Locate every line below that contains the word "data" and copy it.

++++ RECORDS TO USE ++++

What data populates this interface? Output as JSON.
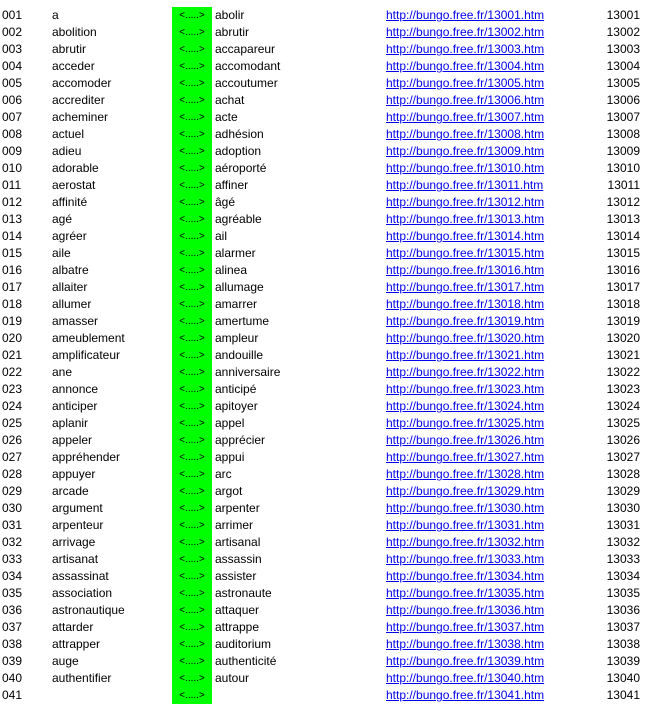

++++
++++ RECORDS TO USE ++++

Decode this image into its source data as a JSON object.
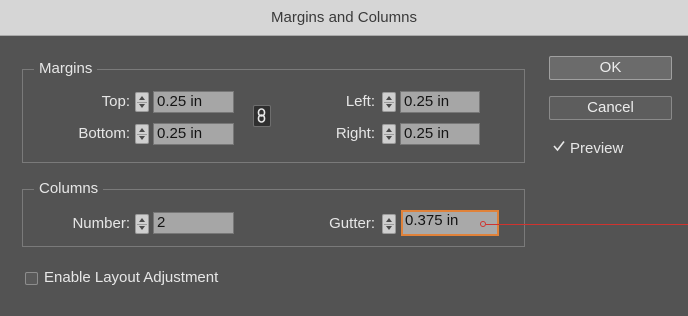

++++
++++ RECORDS TO USE ++++

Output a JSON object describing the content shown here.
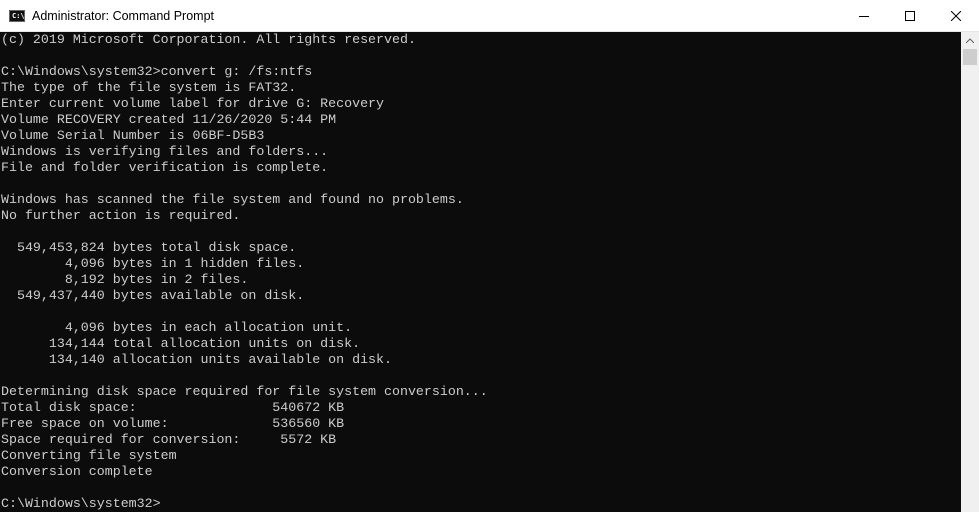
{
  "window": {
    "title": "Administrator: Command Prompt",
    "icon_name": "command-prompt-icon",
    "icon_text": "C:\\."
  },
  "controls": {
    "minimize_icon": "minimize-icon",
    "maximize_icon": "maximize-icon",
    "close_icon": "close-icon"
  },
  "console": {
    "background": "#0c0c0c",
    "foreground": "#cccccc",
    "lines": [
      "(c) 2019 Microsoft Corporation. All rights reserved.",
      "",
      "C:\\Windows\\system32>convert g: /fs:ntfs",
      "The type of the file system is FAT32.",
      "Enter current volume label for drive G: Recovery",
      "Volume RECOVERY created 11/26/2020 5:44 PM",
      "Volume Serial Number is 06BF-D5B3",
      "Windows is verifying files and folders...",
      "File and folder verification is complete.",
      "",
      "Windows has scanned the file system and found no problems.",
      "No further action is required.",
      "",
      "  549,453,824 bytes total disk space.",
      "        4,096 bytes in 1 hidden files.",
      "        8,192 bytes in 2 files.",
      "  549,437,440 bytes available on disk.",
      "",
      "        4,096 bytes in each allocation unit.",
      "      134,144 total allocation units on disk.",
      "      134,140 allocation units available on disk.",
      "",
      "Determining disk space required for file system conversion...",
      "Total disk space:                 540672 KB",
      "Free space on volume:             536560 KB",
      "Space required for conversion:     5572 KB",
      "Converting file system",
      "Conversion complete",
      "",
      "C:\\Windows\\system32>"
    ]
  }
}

++++

> _THE RESPONSE_:
What data populates this interface? Output as JSON.
Decode this image into its source data as a JSON object.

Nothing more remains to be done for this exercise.